# INSTRUCTION
Below are records to transcribe exactly, without their pictures.

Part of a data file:
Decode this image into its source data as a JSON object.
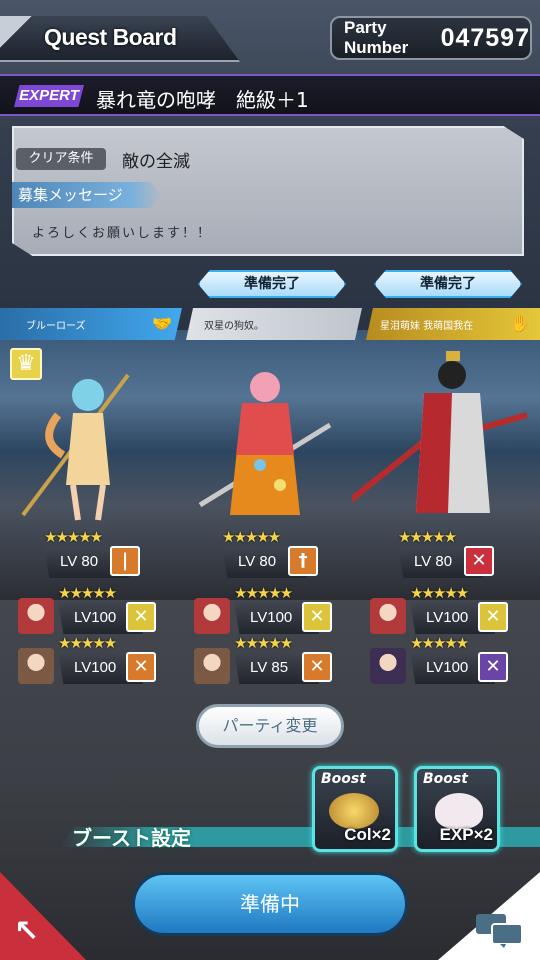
{
  "header": {
    "title": "Quest Board",
    "party_label": "Party Number",
    "party_number": "047597"
  },
  "quest": {
    "difficulty_tag": "EXPERT",
    "name": "暴れ竜の咆哮　絶級＋1"
  },
  "conditions": {
    "clear_tag": "クリア条件",
    "clear_text": "敵の全滅",
    "recruit_tag": "募集メッセージ",
    "message": "よろしくお願いします！！"
  },
  "ready_buttons": [
    "準備完了",
    "準備完了"
  ],
  "players": [
    {
      "name": "ブルーローズ",
      "bar_color": "#42a8ee"
    },
    {
      "name": "双星の狗奴。",
      "bar_color": "#cfd3d8"
    },
    {
      "name": "星泪萌妹 我萌国我在",
      "bar_color": "#e5c73a"
    }
  ],
  "members": [
    {
      "stars": "★★★★★",
      "level": "LV 80",
      "weapon_icon": "sword-icon",
      "weapon_color": "orange",
      "supports": [
        {
          "portrait": "red",
          "stars": "★★★★★",
          "level": "LV100",
          "icon": "cross-swords-icon",
          "color": "yellow"
        },
        {
          "portrait": "brown",
          "stars": "★★★★★",
          "level": "LV100",
          "icon": "cross-swords-icon",
          "color": "orange"
        }
      ]
    },
    {
      "stars": "★★★★★",
      "level": "LV 80",
      "weapon_icon": "mace-icon",
      "weapon_color": "orange",
      "supports": [
        {
          "portrait": "red",
          "stars": "★★★★★",
          "level": "LV100",
          "icon": "cross-swords-icon",
          "color": "yellow"
        },
        {
          "portrait": "brown",
          "stars": "★★★★★",
          "level": "LV 85",
          "icon": "cross-swords-icon",
          "color": "orange"
        }
      ]
    },
    {
      "stars": "★★★★★",
      "level": "LV 80",
      "weapon_icon": "dual-sword-icon",
      "weapon_color": "red",
      "supports": [
        {
          "portrait": "red",
          "stars": "★★★★★",
          "level": "LV100",
          "icon": "cross-swords-icon",
          "color": "yellow"
        },
        {
          "portrait": "dark",
          "stars": "★★★★★",
          "level": "LV100",
          "icon": "cross-swords-icon",
          "color": "purple"
        }
      ]
    }
  ],
  "party_change_label": "パーティ変更",
  "boost": {
    "label": "ブースト設定",
    "items": [
      {
        "tag": "Boost",
        "value": "Col×2",
        "icon": "coins-icon"
      },
      {
        "tag": "Boost",
        "value": "EXP×2",
        "icon": "mascot-icon"
      }
    ]
  },
  "main_button_label": "準備中",
  "colors": {
    "accent_purple": "#7e47d4",
    "ready_blue": "#38b0ee",
    "boost_cyan": "#5ce2e0"
  }
}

# WRITTEN RESPONSE
Decode this image into its source data as a JSON object.
{
  "header": {
    "title": "Quest Board",
    "party_label": "Party Number",
    "party_number": "047597"
  },
  "quest": {
    "difficulty_tag": "EXPERT",
    "name": "暴れ竜の咆哮　絶級＋1"
  },
  "conditions": {
    "clear_tag": "クリア条件",
    "clear_text": "敵の全滅",
    "recruit_tag": "募集メッセージ",
    "message": "よろしくお願いします！！"
  },
  "ready_buttons": [
    "準備完了",
    "準備完了"
  ],
  "players": [
    {
      "name": "ブルーローズ",
      "bar_color": "#42a8ee"
    },
    {
      "name": "双星の狗奴。",
      "bar_color": "#cfd3d8"
    },
    {
      "name": "星泪萌妹 我萌国我在",
      "bar_color": "#e5c73a"
    }
  ],
  "members": [
    {
      "stars": "★★★★★",
      "level": "LV 80",
      "weapon_icon": "sword-icon",
      "weapon_color": "orange",
      "supports": [
        {
          "portrait": "red",
          "stars": "★★★★★",
          "level": "LV100",
          "icon": "cross-swords-icon",
          "color": "yellow"
        },
        {
          "portrait": "brown",
          "stars": "★★★★★",
          "level": "LV100",
          "icon": "cross-swords-icon",
          "color": "orange"
        }
      ]
    },
    {
      "stars": "★★★★★",
      "level": "LV 80",
      "weapon_icon": "mace-icon",
      "weapon_color": "orange",
      "supports": [
        {
          "portrait": "red",
          "stars": "★★★★★",
          "level": "LV100",
          "icon": "cross-swords-icon",
          "color": "yellow"
        },
        {
          "portrait": "brown",
          "stars": "★★★★★",
          "level": "LV 85",
          "icon": "cross-swords-icon",
          "color": "orange"
        }
      ]
    },
    {
      "stars": "★★★★★",
      "level": "LV 80",
      "weapon_icon": "dual-sword-icon",
      "weapon_color": "red",
      "supports": [
        {
          "portrait": "red",
          "stars": "★★★★★",
          "level": "LV100",
          "icon": "cross-swords-icon",
          "color": "yellow"
        },
        {
          "portrait": "dark",
          "stars": "★★★★★",
          "level": "LV100",
          "icon": "cross-swords-icon",
          "color": "purple"
        }
      ]
    }
  ],
  "party_change_label": "パーティ変更",
  "boost": {
    "label": "ブースト設定",
    "items": [
      {
        "tag": "Boost",
        "value": "Col×2",
        "icon": "coins-icon"
      },
      {
        "tag": "Boost",
        "value": "EXP×2",
        "icon": "mascot-icon"
      }
    ]
  },
  "main_button_label": "準備中",
  "colors": {
    "accent_purple": "#7e47d4",
    "ready_blue": "#38b0ee",
    "boost_cyan": "#5ce2e0"
  }
}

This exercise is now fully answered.